Recorded data
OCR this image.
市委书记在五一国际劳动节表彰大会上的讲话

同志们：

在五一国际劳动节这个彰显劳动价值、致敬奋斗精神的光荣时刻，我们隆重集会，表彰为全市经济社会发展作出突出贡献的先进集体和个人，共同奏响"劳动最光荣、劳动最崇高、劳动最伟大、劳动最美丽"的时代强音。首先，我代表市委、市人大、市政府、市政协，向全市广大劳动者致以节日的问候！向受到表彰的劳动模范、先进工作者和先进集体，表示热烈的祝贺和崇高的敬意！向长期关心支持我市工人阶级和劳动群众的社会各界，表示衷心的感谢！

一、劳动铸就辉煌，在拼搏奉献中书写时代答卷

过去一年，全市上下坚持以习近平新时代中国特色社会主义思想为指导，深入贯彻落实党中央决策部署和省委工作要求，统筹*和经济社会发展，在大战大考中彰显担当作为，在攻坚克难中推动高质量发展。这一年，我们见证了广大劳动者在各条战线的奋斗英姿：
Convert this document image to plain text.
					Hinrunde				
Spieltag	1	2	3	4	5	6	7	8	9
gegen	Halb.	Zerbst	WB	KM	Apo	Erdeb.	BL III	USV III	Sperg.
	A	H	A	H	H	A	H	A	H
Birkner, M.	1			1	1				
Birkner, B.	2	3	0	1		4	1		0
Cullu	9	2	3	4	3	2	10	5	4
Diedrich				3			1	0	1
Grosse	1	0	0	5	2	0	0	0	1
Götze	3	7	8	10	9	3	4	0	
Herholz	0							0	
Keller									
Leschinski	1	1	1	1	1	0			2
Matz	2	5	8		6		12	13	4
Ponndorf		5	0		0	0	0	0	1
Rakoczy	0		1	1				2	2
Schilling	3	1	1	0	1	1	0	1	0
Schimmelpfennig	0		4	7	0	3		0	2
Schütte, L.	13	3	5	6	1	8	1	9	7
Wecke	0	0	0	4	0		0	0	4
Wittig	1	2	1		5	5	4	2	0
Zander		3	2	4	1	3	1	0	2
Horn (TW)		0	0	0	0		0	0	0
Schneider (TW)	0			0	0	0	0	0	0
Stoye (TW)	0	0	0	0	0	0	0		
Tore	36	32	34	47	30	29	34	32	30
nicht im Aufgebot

> _TASK DESCRIPTION_
Copy out all of the lines above exactly.

> _EXERCISE SOLUTION_
OCR this image.
市委书记在五一国际劳动节表彰大会上的讲话

同志们：

在五一国际劳动节这个彰显劳动价值、致敬奋斗精神的光荣时刻，我们隆重集会，表彰为全市经济社会发展作出突出贡献的先进集体和个人，共同奏响"劳动最光荣、劳动最崇高、劳动最伟大、劳动最美丽"的时代强音。首先，我代表市委、市人大、市政府、市政协，向全市广大劳动者致以节日的问候！向受到表彰的劳动模范、先进工作者和先进集体，表示热烈的祝贺和崇高的敬意！向长期关心支持我市工人阶级和劳动群众的社会各界，表示衷心的感谢！

一、劳动铸就辉煌，在拼搏奉献中书写时代答卷

过去一年，全市上下坚持以习近平新时代中国特色社会主义思想为指导，深入贯彻落实党中央决策部署和省委工作要求，统筹*和经济社会发展，在大战大考中彰显担当作为，在攻坚克难中推动高质量发展。这一年，我们见证了广大劳动者在各条战线的奋斗英姿：
Convert this document image to plain text.
					Hinrunde				
Spieltag	1	2	3	4	5	6	7	8	9
gegen	Halb.	Zerbst	WB	KM	Apo	Erdeb.	BL III	USV III	Sperg.
	A	H	A	H	H	A	H	A	H
Birkner, M.	1			1	1				
Birkner, B.	2	3	0	1		4	1		0
Cullu	9	2	3	4	3	2	10	5	4
Diedrich				3			1	0	1
Grosse	1	0	0	5	2	0	0	0	1
Götze	3	7	8	10	9	3	4	0	
Herholz	0							0	
Keller									
Leschinski	1	1	1	1	1	0			2
Matz	2	5	8		6		12	13	4
Ponndorf		5	0		0	0	0	0	1
Rakoczy	0		1	1				2	2
Schilling	3	1	1	0	1	1	0	1	0
Schimmelpfennig	0		4	7	0	3		0	2
Schütte, L.	13	3	5	6	1	8	1	9	7
Wecke	0	0	0	4	0		0	0	4
Wittig	1	2	1		5	5	4	2	0
Zander		3	2	4	1	3	1	0	2
Horn (TW)		0	0	0	0		0	0	0
Schneider (TW)	0			0	0	0	0	0	0
Stoye (TW)	0	0	0	0	0	0	0		
Tore	36	32	34	47	30	29	34	32	30
nicht im Aufgebot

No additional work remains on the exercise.